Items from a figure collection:
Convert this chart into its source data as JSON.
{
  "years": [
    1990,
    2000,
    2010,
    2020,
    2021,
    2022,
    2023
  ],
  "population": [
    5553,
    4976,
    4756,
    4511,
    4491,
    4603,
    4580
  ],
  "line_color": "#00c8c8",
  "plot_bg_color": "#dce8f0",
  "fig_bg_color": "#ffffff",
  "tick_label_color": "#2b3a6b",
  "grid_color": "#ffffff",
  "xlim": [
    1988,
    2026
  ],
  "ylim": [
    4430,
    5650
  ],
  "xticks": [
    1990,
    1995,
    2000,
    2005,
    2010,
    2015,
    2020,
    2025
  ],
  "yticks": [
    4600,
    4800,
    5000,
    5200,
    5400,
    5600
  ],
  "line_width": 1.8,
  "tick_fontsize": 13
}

TASK TO COMPLETE » Your task is to quote all of the data word for word.

TASK SOLUTION »
Convert this chart into its source data as JSON.
{
  "years": [
    1990,
    2000,
    2010,
    2020,
    2021,
    2022,
    2023
  ],
  "population": [
    5553,
    4976,
    4756,
    4511,
    4491,
    4603,
    4580
  ],
  "line_color": "#00c8c8",
  "plot_bg_color": "#dce8f0",
  "fig_bg_color": "#ffffff",
  "tick_label_color": "#2b3a6b",
  "grid_color": "#ffffff",
  "xlim": [
    1988,
    2026
  ],
  "ylim": [
    4430,
    5650
  ],
  "xticks": [
    1990,
    1995,
    2000,
    2005,
    2010,
    2015,
    2020,
    2025
  ],
  "yticks": [
    4600,
    4800,
    5000,
    5200,
    5400,
    5600
  ],
  "line_width": 1.8,
  "tick_fontsize": 13
}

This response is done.